:: What this task involves ::
Retype each record below word for word. Leave the pictures out.

:: Available records ::
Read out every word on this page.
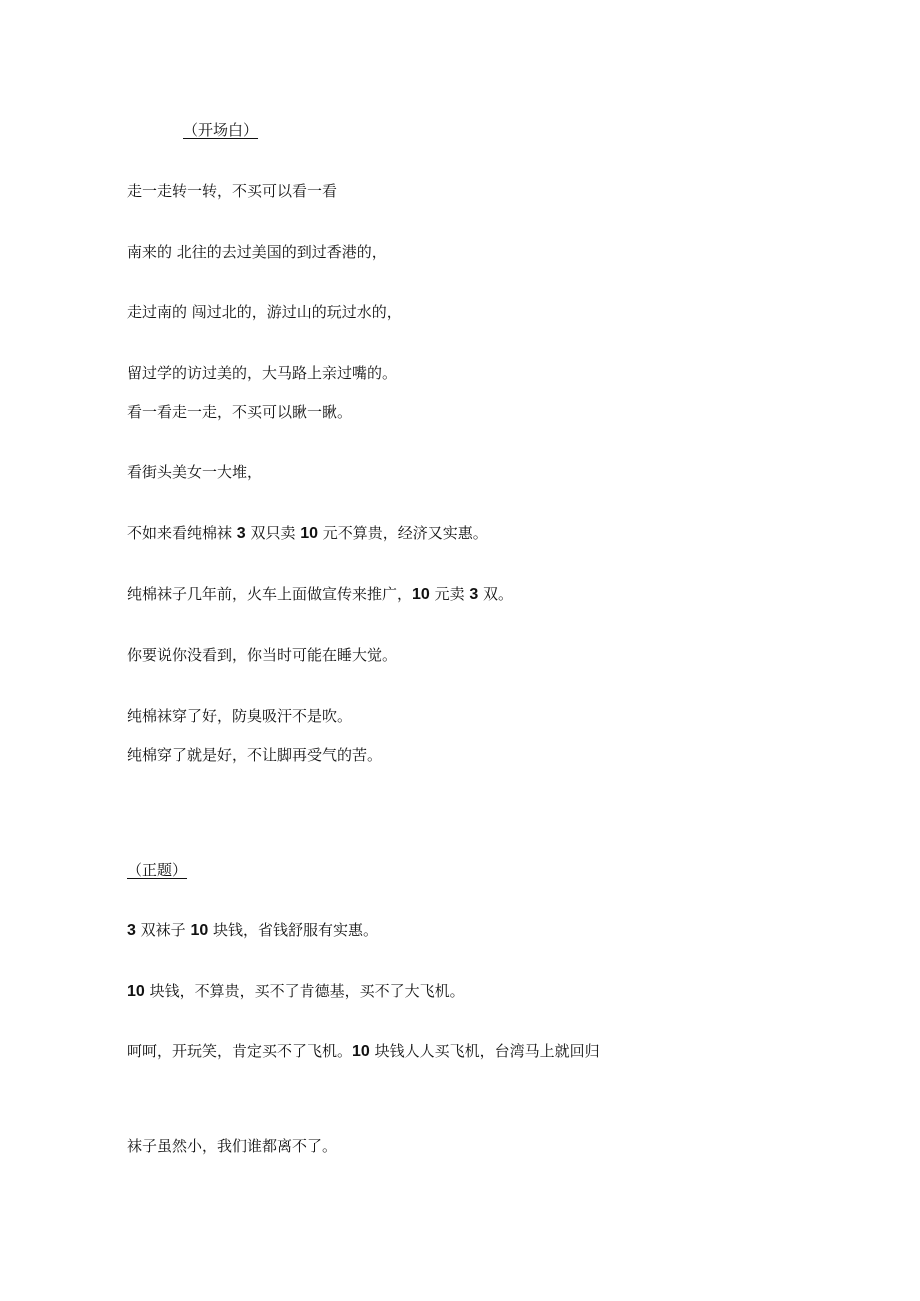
（开场白）
走一走转一转，不买可以看一看
南来的 北往的去过美国的到过香港的，
走过南的 闯过北的，游过山的玩过水的，
留过学的访过美的，大马路上亲过嘴的。
看一看走一走，不买可以瞅一瞅。
看街头美女一大堆，
不如来看纯棉袜 3 双只卖 10 元不算贵，经济又实惠。
纯棉袜子几年前，火车上面做宣传来推广，10 元卖 3 双。
你要说你没看到，你当时可能在睡大觉。
纯棉袜穿了好，防臭吸汗不是吹。
纯棉穿了就是好，不让脚再受气的苦。
（正题）
3 双袜子 10 块钱，省钱舒服有实惠。
10 块钱，不算贵，买不了肯德基，买不了大飞机。
呵呵，开玩笑，肯定买不了飞机。10 块钱人人买飞机，台湾马上就回归
袜子虽然小，我们谁都离不了。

:: Finished answer ::
Read out every word on this page.
（开场白）
走一走转一转，不买可以看一看
南来的 北往的去过美国的到过香港的，
走过南的 闯过北的，游过山的玩过水的，
留过学的访过美的，大马路上亲过嘴的。
看一看走一走，不买可以瞅一瞅。
看街头美女一大堆，
不如来看纯棉袜 3 双只卖 10 元不算贵，经济又实惠。
纯棉袜子几年前，火车上面做宣传来推广，10 元卖 3 双。
你要说你没看到，你当时可能在睡大觉。
纯棉袜穿了好，防臭吸汗不是吹。
纯棉穿了就是好，不让脚再受气的苦。
（正题）
3 双袜子 10 块钱，省钱舒服有实惠。
10 块钱，不算贵，买不了肯德基，买不了大飞机。
呵呵，开玩笑，肯定买不了飞机。10 块钱人人买飞机，台湾马上就回归
袜子虽然小，我们谁都离不了。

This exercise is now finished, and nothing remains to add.